Understanding link between Rust -> Assembly-CSharp.dll -> OxideMod

I would like to better understand the way in which OxideMod is connected to the Rust game engine.

From using both OxideMod and OxidePatcher and briefly reviewing their source code, I understand that hooks are added to the Assembly-CSharp that allow some functions (found by using .Net reflection) to be exposed to OxideMod through what appear to be triggers added as stub code to the original IL.

My (purposefully) simple questions are:

1) Why is it necessary to patch the Assembly-Csharp.dll in the first place? What does it do that is required to have a modding system?

2) How is the main OxideMod compiled application actually loaded and executed when the main game engine starts? Is that an additional feature provided when the Assembly-Csharp.dll is modified by the OxidePatcher?

I'm not asking about plugin development and already know how to make Oxide C# extensions. I want to learn more about the very initial way in which Oxide interfaces with Rust to make this whole mod system work.

A summary answer or pointer to specific areas of the source code would be greatly appreciated. TIA

 

To be clear, after patching, the flow is:

1) Something happens in game where functions in Assembly-CSharp are invoked
2) The area of code modified by OxidePatcher hits the hook that was added
3) #2 calls something in the main OxideMod program with relevant particular variables & return codes
4) OxideMod then cycles through all the loaded plugins using that hook (I found this looping process in OxideMod source)

So if I wanted to find where "the rubber meets the road," what is this seminal hook that boots OxideMod?

 

Thanks for your help. I'm starting to better understand the flow and connections. Ok, so from the OxidePatcher, I see this for InitOxide:

Code:

IL_0058: ldstr "Command Line: "
IL_005d: ldloc.0
IL_005e: call System.String System.String::Concat(System.String,System.String)

----

▸ Instruction A: Rewrite the records starting with the line with "132, 583, 160]" and going on through the line with "body-text-content: Uo primùm", replacing "paper-tab" with "folded-tab" and leaving everything else unchanged.
The records below are unrelated to the forum thread above.

▸ Input:
----

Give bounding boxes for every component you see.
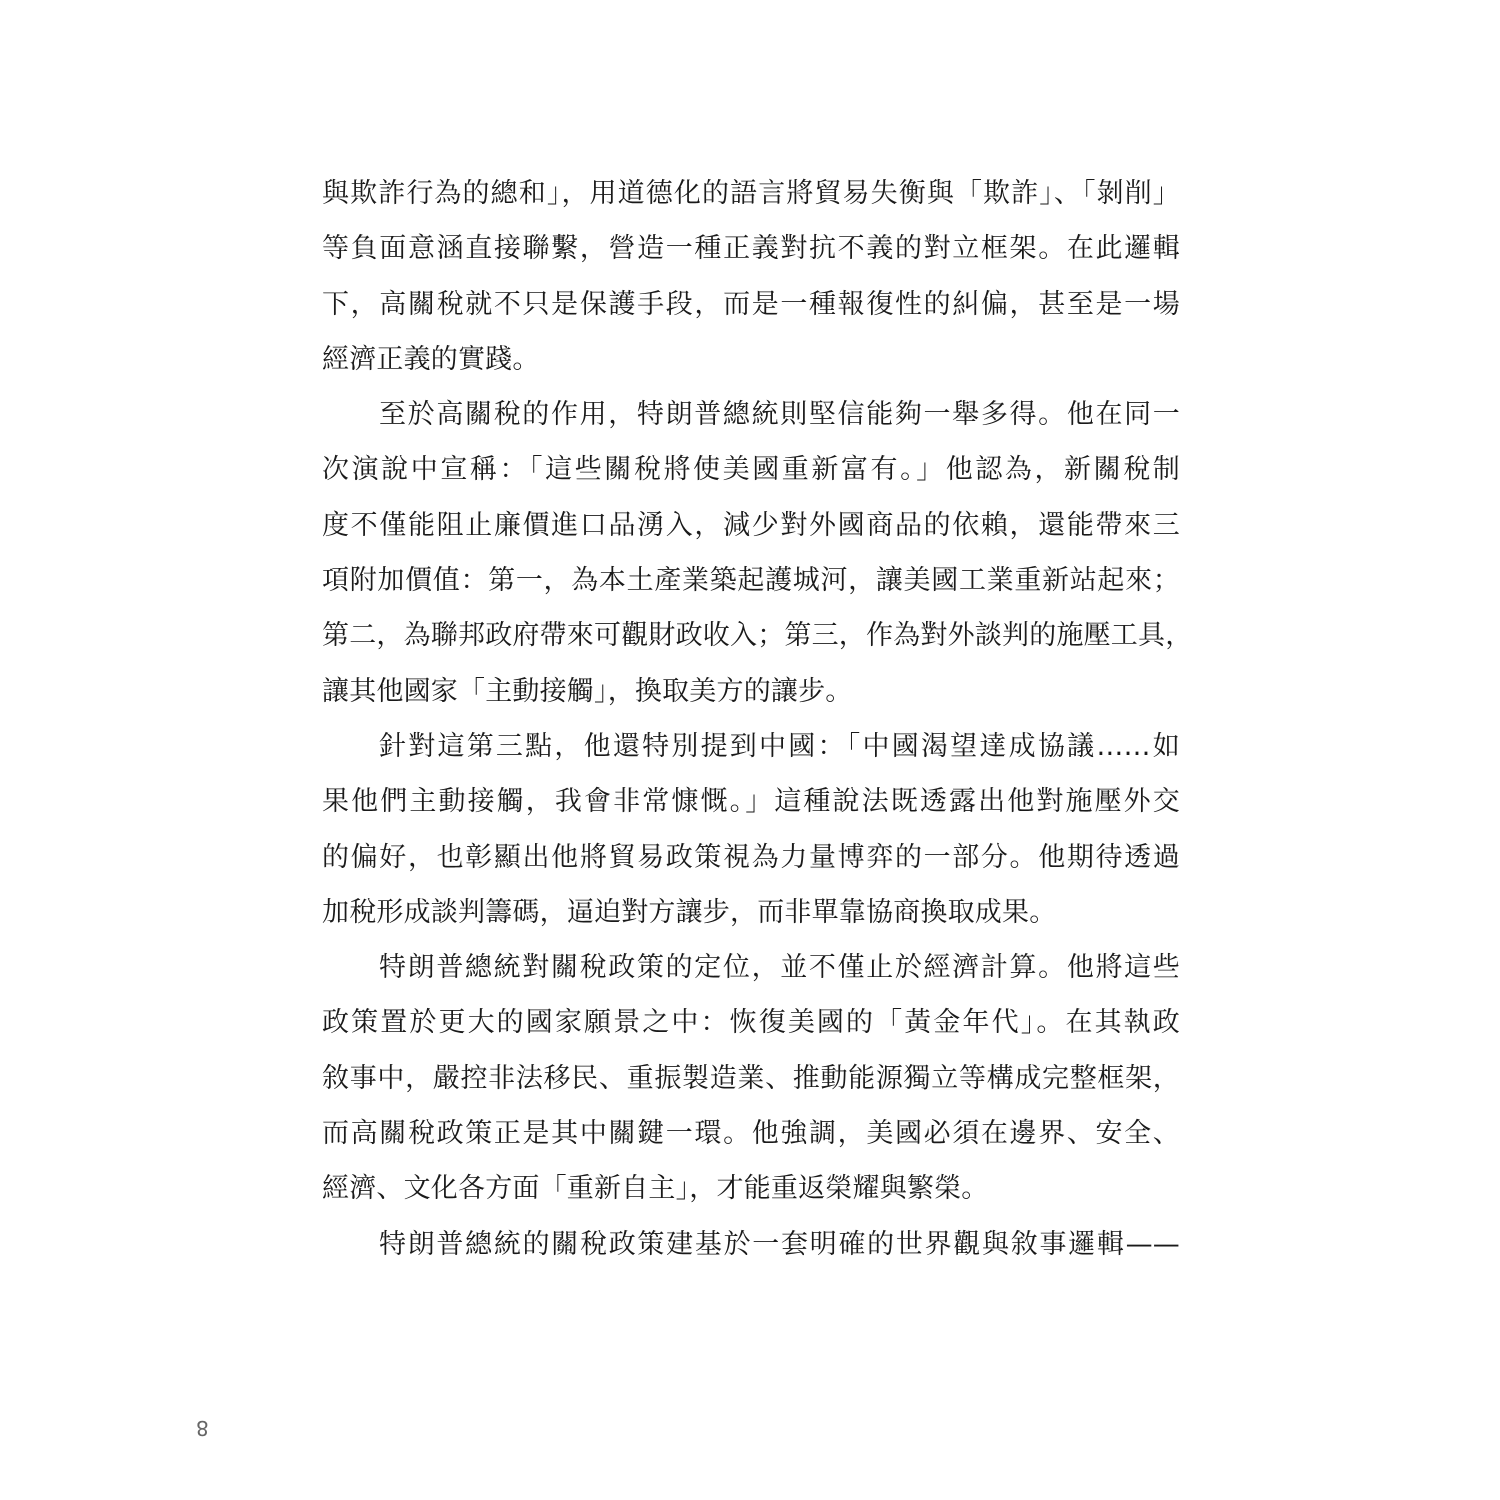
page-number: 8	[196, 1416, 209, 1440]
text-line: 等負面意涵直接聯繫，營造一種正義對抗不義的對立框架。在此邏輯	[322, 221, 1180, 276]
text-line: 政策置於更大的國家願景之中：恢復美國的「黃金年代」。在其執政	[322, 995, 1180, 1050]
text-line: 敘事中，嚴控非法移民、重振製造業、推動能源獨立等構成完整框架，	[322, 1051, 1180, 1106]
body-text: 與欺詐行為的總和」，用道德化的語言將貿易失衡與「欺詐」、「剝削」 等負面意涵直接…	[322, 166, 1180, 1272]
text-line: 特朗普總統的關稅政策建基於一套明確的世界觀與敘事邏輯——	[322, 1217, 1180, 1272]
text-line: 與欺詐行為的總和」，用道德化的語言將貿易失衡與「欺詐」、「剝削」	[322, 166, 1180, 221]
text-line: 果他們主動接觸，我會非常慷慨。」這種說法既透露出他對施壓外交	[322, 774, 1180, 829]
text-line: 經濟、文化各方面「重新自主」，才能重返榮耀與繁榮。	[322, 1161, 1180, 1216]
text-line: 次演說中宣稱：「這些關稅將使美國重新富有。」他認為，新關稅制	[322, 442, 1180, 497]
text-line: 的偏好，也彰顯出他將貿易政策視為力量博弈的一部分。他期待透過	[322, 830, 1180, 885]
text-line: 項附加價值：第一，為本土產業築起護城河，讓美國工業重新站起來；	[322, 553, 1180, 608]
text-line: 加稅形成談判籌碼，逼迫對方讓步，而非單靠協商換取成果。	[322, 885, 1180, 940]
document-page: 與欺詐行為的總和」，用道德化的語言將貿易失衡與「欺詐」、「剝削」 等負面意涵直接…	[0, 0, 1500, 1500]
text-line: 特朗普總統對關稅政策的定位，並不僅止於經濟計算。他將這些	[322, 940, 1180, 995]
text-line: 讓其他國家「主動接觸」，換取美方的讓步。	[322, 664, 1180, 719]
text-line: 第二，為聯邦政府帶來可觀財政收入；第三，作為對外談判的施壓工具，	[322, 608, 1180, 663]
text-line: 而高關稅政策正是其中關鍵一環。他強調，美國必須在邊界、安全、	[322, 1106, 1180, 1161]
text-line: 經濟正義的實踐。	[322, 332, 1180, 387]
text-line: 至於高關稅的作用，特朗普總統則堅信能夠一舉多得。他在同一	[322, 387, 1180, 442]
text-line: 度不僅能阻止廉價進口品湧入，減少對外國商品的依賴，還能帶來三	[322, 498, 1180, 553]
text-line: 針對這第三點，他還特別提到中國：「中國渴望達成協議……如	[322, 719, 1180, 774]
text-line: 下，高關稅就不只是保護手段，而是一種報復性的糾偏，甚至是一場	[322, 277, 1180, 332]
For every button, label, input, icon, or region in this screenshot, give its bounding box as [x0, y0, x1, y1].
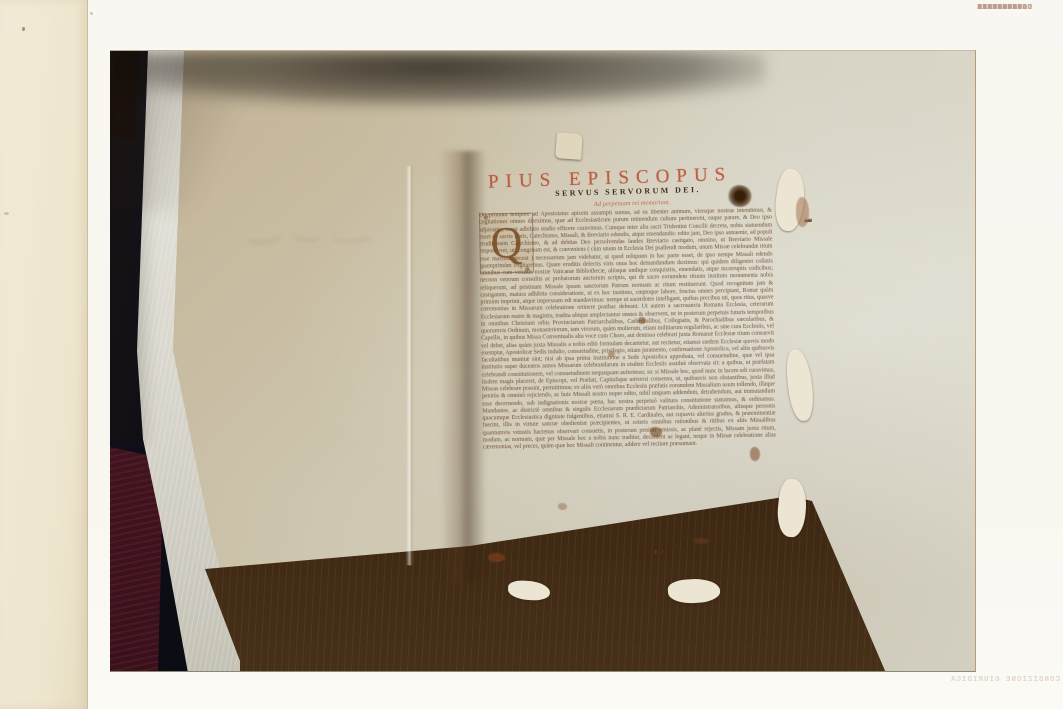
paper-tab	[555, 132, 583, 160]
torn-page-flap	[667, 577, 721, 605]
page-edge-fragments: tali-perhac&quine-rumtasitde	[786, 219, 812, 549]
body-text-content: Uo primùm tempore ad Apostolatus apicem …	[479, 207, 776, 451]
scanned-album-page: PIUS EPISCOPUS SERVUS SERVORUM DEI. Ad p…	[0, 0, 1063, 709]
page-stain	[694, 538, 709, 544]
dust-speck	[90, 12, 93, 15]
page-stain	[558, 503, 567, 510]
photo-print: PIUS EPISCOPUS SERVUS SERVORUM DEI. Ad p…	[110, 50, 976, 672]
book: PIUS EPISCOPUS SERVUS SERVORUM DEI. Ad p…	[110, 51, 975, 671]
body-text: ❦ Q ❦ Uo primùm tempore ad Apostolatus a…	[479, 207, 778, 570]
dedication-line: Ad perpetuam rei memoriam.	[562, 198, 702, 208]
dust-speck	[22, 27, 25, 31]
page-stain	[796, 197, 809, 227]
page-stain	[638, 317, 646, 324]
ghost-text-line: COMPILATORE	[977, 4, 1032, 13]
signature-mark: ✶ 2	[653, 548, 663, 556]
page-stain	[750, 447, 760, 461]
ink-blot-stain	[728, 185, 752, 207]
ghost-text-bottom: CONDIZIONE GIURIDICA	[856, 676, 1060, 684]
album-page-edge	[0, 0, 88, 709]
torn-page-flap	[508, 580, 551, 601]
ghost-text-column: CONCILIO ETCARTE A RILDATA CORRENSCHEDA …	[977, 4, 1061, 704]
page-stain	[650, 427, 662, 437]
dust-speck	[4, 212, 9, 215]
page-stain	[608, 351, 615, 357]
page-stain	[488, 553, 505, 562]
ghost-handwriting	[238, 221, 388, 251]
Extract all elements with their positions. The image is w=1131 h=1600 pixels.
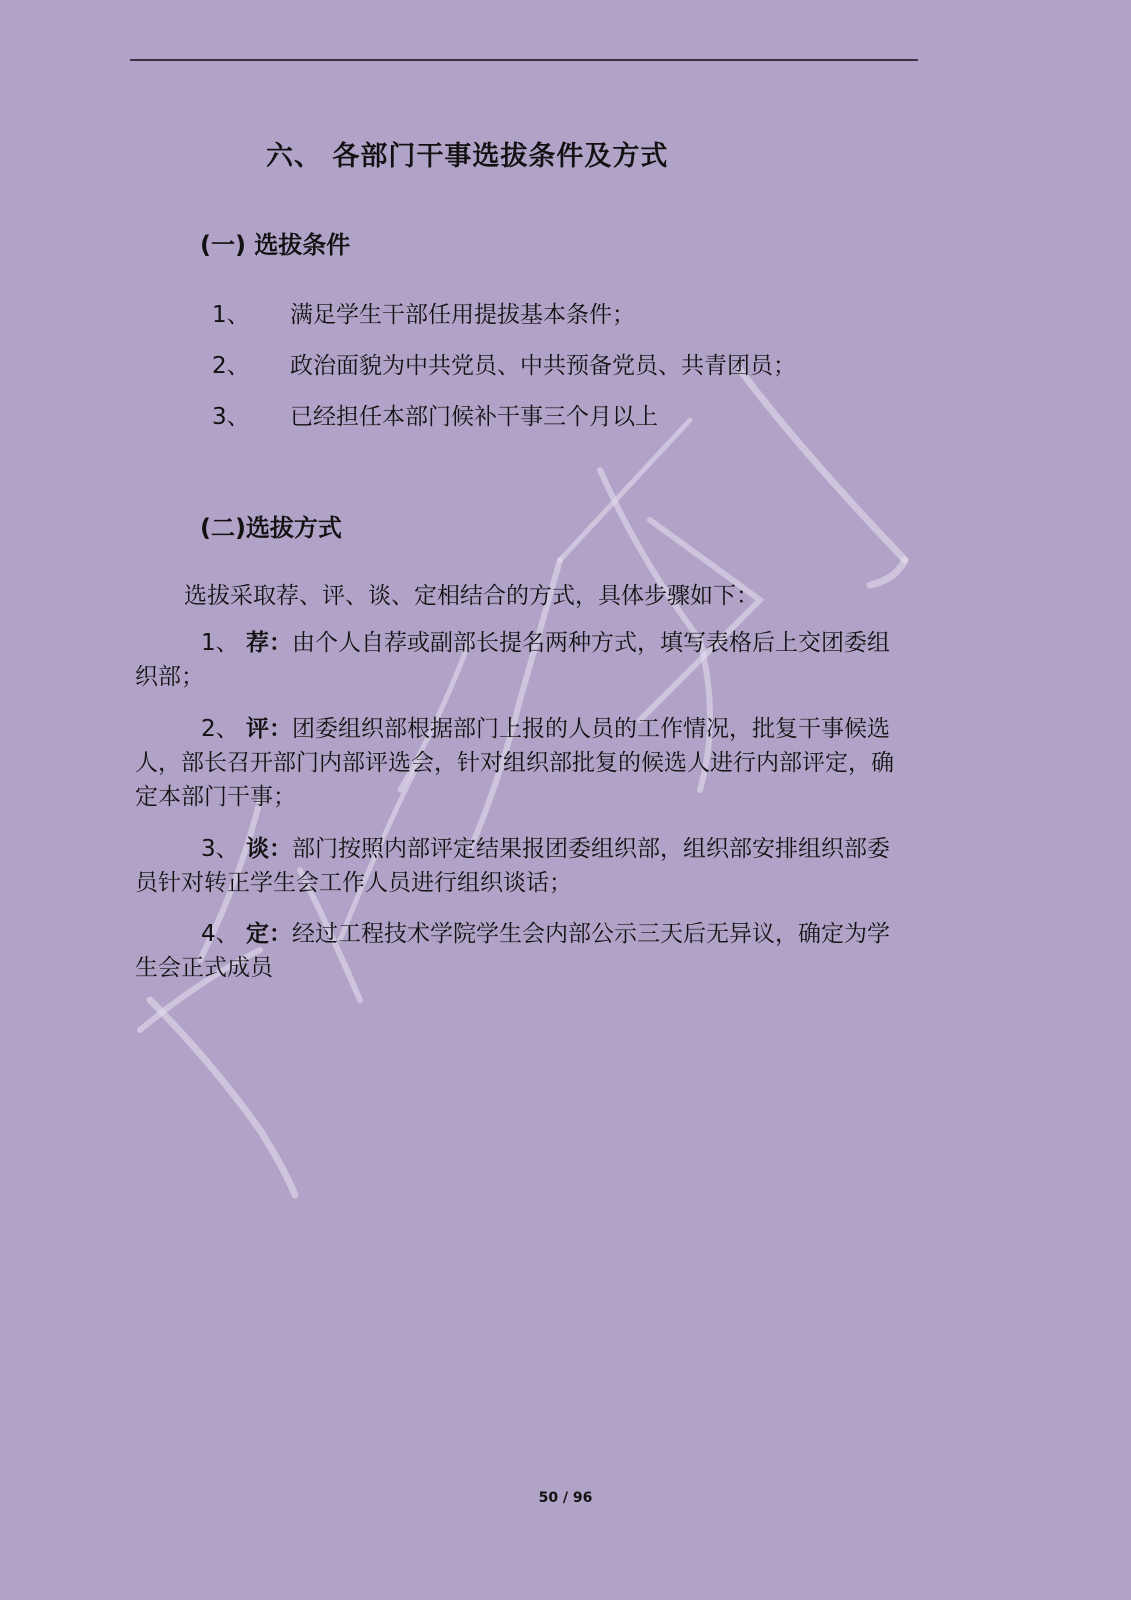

----

▸ Instruction B: Carry on the forum thread about how OxideMod connects to Rust from the point where it stops.

▸ Output A:
folded-tab	[555, 132, 583, 160]
torn-page-flap	[667, 577, 721, 605]
page-edge-fragments: tali-perhac&quine-rumtasitde	[786, 219, 812, 549]
body-text-content: Uo primùm tempore ad Apostolatus apicem …	[479, 207, 776, 451]

▸ Output B:
IL_0063: call System.Void UnityEngine.Debug::Log(System.Object)
IL_0068: call System.Void Oxide.Core.Interface::Initialize()
IL_006d: ret

Which I can follow to this OxideMod source code:

Code:

        public static void Initialize()
        {
            // Create if not already created
            if (Oxide != null) return;
            Oxide = new OxideMod(DebugCallback);
            Oxide.Load();
        }

Then my next question becomes: How does the Rust game engine know to load the Oxide.Core.dll file so the Oxide.Core.Interface::Initialize() function is available to be called?

 

OK, so after some more testing and digging into things, I can see that inside the Bundles directory of the compiled OxideMod source code, there are 3 dlls that get copied over to a clean copy of Rust, thereby overwriting some original game server files.

It appears inside each of these dlls, Assembly-CSharp.dll, Facepunch.Console.dll, and Facepunch.Rcon.dll, there is a reference to Oxide.Core (I'm supposing it means Oxide.Core.dll, which when loaded, then loads all the other related Oxide.* files)

Assembly-CSharp.dll

Code:

Assembly-CSharp.dll Assembly-CSharp Facepunch.Console mscorlib System Facepunch.Network Rust.Data Facepunch.System UnityEngine System.Core Rust.Global Facepunch.Steamworks UnityEngine.UI Assembly-CSharp-firstpass Facepunch.Rcon EasyAntiCheat.Server Rust.Workshop Facepunch.UnityEngine ApexAI ApexSerialization Facepunch.Raknet Newtonsoft.Json Ionic.Zip.Reduced LZ4 Oxide.Core kernel32.dll RustNative <Module> ConsoleGen Object All ConsoleSystem Command .ctor Name Parent FullName ServerAdmin Description Variable Func`1 GetOveride Action`1 SetOveride Arg Call ServerUser Saved .cctor Single ToString <All>m__0 CompilerGeneratedAttribute System.Runtime.CompilerServices StringExtensions Facepunch.Extend ToFloat

Does the kernel32.dll part of Oxide.Core.kernel32.dll imply that it's doing something like telling C# JIT to load the Oxide.Core.dll ?

And there's another part in there like:

Code:

get_Oxide OxideMod OxideConfig Oxide.Core.Configuration get_Options OxideOptions Modded set_GameTags 

I suppose this is getting added by the OxidePatcher in the section of Rust.opj file:

Code:

          "Type": "Modify",
          "Hook": {
            "InjectionIndex": 81,
            "RemoveCount": 0,
            "Instructions": [
              {
                "OpCode": "call",
                "OpType": "Method",
                "Operand": "Oxide.Core|Oxide.Core.Interface|get_Oxide"
              },
              {
                "OpCode": "call",
                "OpType": "Method",
                "Operand": "Oxide.Core|Oxide.Core.OxideMod|get_Config"
              },
              {
                "OpCode": "call",
                "OpType": "Method",
                "Operand": "Oxide.Core|Oxide.Core.Configuration.OxideConfig|get_Options"
              },
              {
                "OpCode": "ldfld",
                "OpType": "Field",
                "Operand": "Oxide.Core|Oxide.Core.Configuration.OxideConfig/OxideOptions|Modded"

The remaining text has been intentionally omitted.